Records to process
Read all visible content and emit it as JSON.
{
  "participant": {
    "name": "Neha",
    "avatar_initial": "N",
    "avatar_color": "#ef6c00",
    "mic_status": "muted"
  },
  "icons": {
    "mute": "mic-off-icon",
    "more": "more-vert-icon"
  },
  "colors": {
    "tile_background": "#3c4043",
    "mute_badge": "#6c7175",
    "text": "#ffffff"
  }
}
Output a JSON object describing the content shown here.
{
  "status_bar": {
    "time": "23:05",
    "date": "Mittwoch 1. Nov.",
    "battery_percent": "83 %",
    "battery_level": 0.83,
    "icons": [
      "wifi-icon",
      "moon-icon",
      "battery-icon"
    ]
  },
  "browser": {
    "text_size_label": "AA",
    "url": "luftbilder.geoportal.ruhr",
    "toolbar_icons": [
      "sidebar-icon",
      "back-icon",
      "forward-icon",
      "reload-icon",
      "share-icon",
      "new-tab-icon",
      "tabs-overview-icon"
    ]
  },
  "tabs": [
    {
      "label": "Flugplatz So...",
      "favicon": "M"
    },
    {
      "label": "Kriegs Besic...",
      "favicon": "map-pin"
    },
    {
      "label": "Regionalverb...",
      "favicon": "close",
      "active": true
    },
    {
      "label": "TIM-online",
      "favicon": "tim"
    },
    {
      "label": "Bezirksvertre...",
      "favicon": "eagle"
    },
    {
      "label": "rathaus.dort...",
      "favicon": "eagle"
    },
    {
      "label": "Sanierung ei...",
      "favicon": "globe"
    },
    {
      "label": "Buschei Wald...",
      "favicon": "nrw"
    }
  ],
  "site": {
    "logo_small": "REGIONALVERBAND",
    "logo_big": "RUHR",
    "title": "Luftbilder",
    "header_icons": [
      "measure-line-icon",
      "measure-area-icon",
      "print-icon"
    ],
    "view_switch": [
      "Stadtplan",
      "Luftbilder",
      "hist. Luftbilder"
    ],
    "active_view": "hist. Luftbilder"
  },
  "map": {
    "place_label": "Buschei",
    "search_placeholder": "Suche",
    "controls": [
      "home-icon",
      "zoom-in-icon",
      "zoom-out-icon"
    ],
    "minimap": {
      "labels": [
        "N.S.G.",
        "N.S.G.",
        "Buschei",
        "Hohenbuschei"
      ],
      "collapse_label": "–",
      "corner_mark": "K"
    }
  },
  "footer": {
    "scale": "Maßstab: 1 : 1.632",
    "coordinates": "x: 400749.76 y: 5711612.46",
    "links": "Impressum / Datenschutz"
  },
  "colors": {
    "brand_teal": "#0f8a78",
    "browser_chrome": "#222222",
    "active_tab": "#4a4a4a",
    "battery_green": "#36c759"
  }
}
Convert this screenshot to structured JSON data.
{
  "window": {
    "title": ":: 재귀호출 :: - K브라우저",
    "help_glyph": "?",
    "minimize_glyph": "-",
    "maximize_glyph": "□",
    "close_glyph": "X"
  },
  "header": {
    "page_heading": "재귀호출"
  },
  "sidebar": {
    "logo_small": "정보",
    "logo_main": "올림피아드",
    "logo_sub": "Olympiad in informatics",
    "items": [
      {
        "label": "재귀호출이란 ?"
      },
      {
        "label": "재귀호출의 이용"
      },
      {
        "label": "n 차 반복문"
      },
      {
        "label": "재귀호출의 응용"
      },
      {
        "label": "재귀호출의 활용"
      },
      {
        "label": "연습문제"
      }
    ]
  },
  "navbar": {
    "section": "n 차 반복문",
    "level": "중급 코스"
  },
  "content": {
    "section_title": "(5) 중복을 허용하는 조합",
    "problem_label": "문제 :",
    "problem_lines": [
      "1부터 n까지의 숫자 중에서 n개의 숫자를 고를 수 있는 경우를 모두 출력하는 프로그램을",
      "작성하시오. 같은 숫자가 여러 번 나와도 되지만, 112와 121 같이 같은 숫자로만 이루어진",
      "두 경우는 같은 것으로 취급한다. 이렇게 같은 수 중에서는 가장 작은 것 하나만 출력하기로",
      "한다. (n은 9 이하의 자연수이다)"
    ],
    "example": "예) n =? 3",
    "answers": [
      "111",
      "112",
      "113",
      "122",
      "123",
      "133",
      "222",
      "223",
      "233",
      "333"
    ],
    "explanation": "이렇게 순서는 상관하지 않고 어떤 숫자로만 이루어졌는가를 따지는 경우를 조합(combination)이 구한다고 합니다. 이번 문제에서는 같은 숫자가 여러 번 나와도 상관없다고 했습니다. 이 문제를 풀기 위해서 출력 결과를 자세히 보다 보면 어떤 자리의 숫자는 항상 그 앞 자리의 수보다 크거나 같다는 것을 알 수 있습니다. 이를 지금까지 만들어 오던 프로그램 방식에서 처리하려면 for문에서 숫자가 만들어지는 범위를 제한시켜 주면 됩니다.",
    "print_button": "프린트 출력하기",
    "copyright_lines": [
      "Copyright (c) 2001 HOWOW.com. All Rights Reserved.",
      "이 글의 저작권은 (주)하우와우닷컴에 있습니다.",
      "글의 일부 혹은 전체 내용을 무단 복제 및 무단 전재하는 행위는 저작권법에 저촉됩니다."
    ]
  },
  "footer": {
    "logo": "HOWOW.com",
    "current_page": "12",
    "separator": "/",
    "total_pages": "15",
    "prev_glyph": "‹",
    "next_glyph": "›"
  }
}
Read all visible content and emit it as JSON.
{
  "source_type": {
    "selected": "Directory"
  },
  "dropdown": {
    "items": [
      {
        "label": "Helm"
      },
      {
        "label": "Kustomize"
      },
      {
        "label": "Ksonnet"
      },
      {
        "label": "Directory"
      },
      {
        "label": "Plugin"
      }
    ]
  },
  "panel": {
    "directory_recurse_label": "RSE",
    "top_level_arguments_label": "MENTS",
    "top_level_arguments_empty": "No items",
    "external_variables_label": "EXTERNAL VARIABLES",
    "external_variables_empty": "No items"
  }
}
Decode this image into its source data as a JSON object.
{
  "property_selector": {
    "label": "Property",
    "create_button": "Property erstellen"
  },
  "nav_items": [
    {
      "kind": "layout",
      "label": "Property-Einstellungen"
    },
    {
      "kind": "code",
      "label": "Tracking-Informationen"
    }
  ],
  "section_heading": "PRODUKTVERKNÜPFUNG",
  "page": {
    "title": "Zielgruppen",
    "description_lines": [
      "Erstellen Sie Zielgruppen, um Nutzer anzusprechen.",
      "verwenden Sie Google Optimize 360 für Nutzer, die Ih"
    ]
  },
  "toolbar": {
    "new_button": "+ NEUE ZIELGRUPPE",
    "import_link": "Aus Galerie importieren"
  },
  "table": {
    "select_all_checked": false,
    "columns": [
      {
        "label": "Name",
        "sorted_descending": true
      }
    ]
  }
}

Written exercise
Write out the full listing exactly as given.

Full solution
Read all visible content and emit it as JSON.
{
  "participant": {
    "name": "Neha",
    "avatar_initial": "N",
    "avatar_color": "#ef6c00",
    "mic_status": "muted"
  },
  "icons": {
    "mute": "mic-off-icon",
    "more": "more-vert-icon"
  },
  "colors": {
    "tile_background": "#3c4043",
    "mute_badge": "#6c7175",
    "text": "#ffffff"
  }
}
Output a JSON object describing the content shown here.
{
  "status_bar": {
    "time": "23:05",
    "date": "Mittwoch 1. Nov.",
    "battery_percent": "83 %",
    "battery_level": 0.83,
    "icons": [
      "wifi-icon",
      "moon-icon",
      "battery-icon"
    ]
  },
  "browser": {
    "text_size_label": "AA",
    "url": "luftbilder.geoportal.ruhr",
    "toolbar_icons": [
      "sidebar-icon",
      "back-icon",
      "forward-icon",
      "reload-icon",
      "share-icon",
      "new-tab-icon",
      "tabs-overview-icon"
    ]
  },
  "tabs": [
    {
      "label": "Flugplatz So...",
      "favicon": "M"
    },
    {
      "label": "Kriegs Besic...",
      "favicon": "map-pin"
    },
    {
      "label": "Regionalverb...",
      "favicon": "close",
      "active": true
    },
    {
      "label": "TIM-online",
      "favicon": "tim"
    },
    {
      "label": "Bezirksvertre...",
      "favicon": "eagle"
    },
    {
      "label": "rathaus.dort...",
      "favicon": "eagle"
    },
    {
      "label": "Sanierung ei...",
      "favicon": "globe"
    },
    {
      "label": "Buschei Wald...",
      "favicon": "nrw"
    }
  ],
  "site": {
    "logo_small": "REGIONALVERBAND",
    "logo_big": "RUHR",
    "title": "Luftbilder",
    "header_icons": [
      "measure-line-icon",
      "measure-area-icon",
      "print-icon"
    ],
    "view_switch": [
      "Stadtplan",
      "Luftbilder",
      "hist. Luftbilder"
    ],
    "active_view": "hist. Luftbilder"
  },
  "map": {
    "place_label": "Buschei",
    "search_placeholder": "Suche",
    "controls": [
      "home-icon",
      "zoom-in-icon",
      "zoom-out-icon"
    ],
    "minimap": {
      "labels": [
        "N.S.G.",
        "N.S.G.",
        "Buschei",
        "Hohenbuschei"
      ],
      "collapse_label": "–",
      "corner_mark": "K"
    }
  },
  "footer": {
    "scale": "Maßstab: 1 : 1.632",
    "coordinates": "x: 400749.76 y: 5711612.46",
    "links": "Impressum / Datenschutz"
  },
  "colors": {
    "brand_teal": "#0f8a78",
    "browser_chrome": "#222222",
    "active_tab": "#4a4a4a",
    "battery_green": "#36c759"
  }
}
Convert this screenshot to structured JSON data.
{
  "window": {
    "title": ":: 재귀호출 :: - K브라우저",
    "help_glyph": "?",
    "minimize_glyph": "-",
    "maximize_glyph": "□",
    "close_glyph": "X"
  },
  "header": {
    "page_heading": "재귀호출"
  },
  "sidebar": {
    "logo_small": "정보",
    "logo_main": "올림피아드",
    "logo_sub": "Olympiad in informatics",
    "items": [
      {
        "label": "재귀호출이란 ?"
      },
      {
        "label": "재귀호출의 이용"
      },
      {
        "label": "n 차 반복문"
      },
      {
        "label": "재귀호출의 응용"
      },
      {
        "label": "재귀호출의 활용"
      },
      {
        "label": "연습문제"
      }
    ]
  },
  "navbar": {
    "section": "n 차 반복문",
    "level": "중급 코스"
  },
  "content": {
    "section_title": "(5) 중복을 허용하는 조합",
    "problem_label": "문제 :",
    "problem_lines": [
      "1부터 n까지의 숫자 중에서 n개의 숫자를 고를 수 있는 경우를 모두 출력하는 프로그램을",
      "작성하시오. 같은 숫자가 여러 번 나와도 되지만, 112와 121 같이 같은 숫자로만 이루어진",
      "두 경우는 같은 것으로 취급한다. 이렇게 같은 수 중에서는 가장 작은 것 하나만 출력하기로",
      "한다. (n은 9 이하의 자연수이다)"
    ],
    "example": "예) n =? 3",
    "answers": [
      "111",
      "112",
      "113",
      "122",
      "123",
      "133",
      "222",
      "223",
      "233",
      "333"
    ],
    "explanation": "이렇게 순서는 상관하지 않고 어떤 숫자로만 이루어졌는가를 따지는 경우를 조합(combination)이 구한다고 합니다. 이번 문제에서는 같은 숫자가 여러 번 나와도 상관없다고 했습니다. 이 문제를 풀기 위해서 출력 결과를 자세히 보다 보면 어떤 자리의 숫자는 항상 그 앞 자리의 수보다 크거나 같다는 것을 알 수 있습니다. 이를 지금까지 만들어 오던 프로그램 방식에서 처리하려면 for문에서 숫자가 만들어지는 범위를 제한시켜 주면 됩니다.",
    "print_button": "프린트 출력하기",
    "copyright_lines": [
      "Copyright (c) 2001 HOWOW.com. All Rights Reserved.",
      "이 글의 저작권은 (주)하우와우닷컴에 있습니다.",
      "글의 일부 혹은 전체 내용을 무단 복제 및 무단 전재하는 행위는 저작권법에 저촉됩니다."
    ]
  },
  "footer": {
    "logo": "HOWOW.com",
    "current_page": "12",
    "separator": "/",
    "total_pages": "15",
    "prev_glyph": "‹",
    "next_glyph": "›"
  }
}
Read all visible content and emit it as JSON.
{
  "source_type": {
    "selected": "Directory"
  },
  "dropdown": {
    "items": [
      {
        "label": "Helm"
      },
      {
        "label": "Kustomize"
      },
      {
        "label": "Ksonnet"
      },
      {
        "label": "Directory"
      },
      {
        "label": "Plugin"
      }
    ]
  },
  "panel": {
    "directory_recurse_label": "RSE",
    "top_level_arguments_label": "MENTS",
    "top_level_arguments_empty": "No items",
    "external_variables_label": "EXTERNAL VARIABLES",
    "external_variables_empty": "No items"
  }
}
Decode this image into its source data as a JSON object.
{
  "property_selector": {
    "label": "Property",
    "create_button": "Property erstellen"
  },
  "nav_items": [
    {
      "kind": "layout",
      "label": "Property-Einstellungen"
    },
    {
      "kind": "code",
      "label": "Tracking-Informationen"
    }
  ],
  "section_heading": "PRODUKTVERKNÜPFUNG",
  "page": {
    "title": "Zielgruppen",
    "description_lines": [
      "Erstellen Sie Zielgruppen, um Nutzer anzusprechen.",
      "verwenden Sie Google Optimize 360 für Nutzer, die Ih"
    ]
  },
  "toolbar": {
    "new_button": "+ NEUE ZIELGRUPPE",
    "import_link": "Aus Galerie importieren"
  },
  "table": {
    "select_all_checked": false,
    "columns": [
      {
        "label": "Name",
        "sorted_descending": true
      }
    ]
  }
}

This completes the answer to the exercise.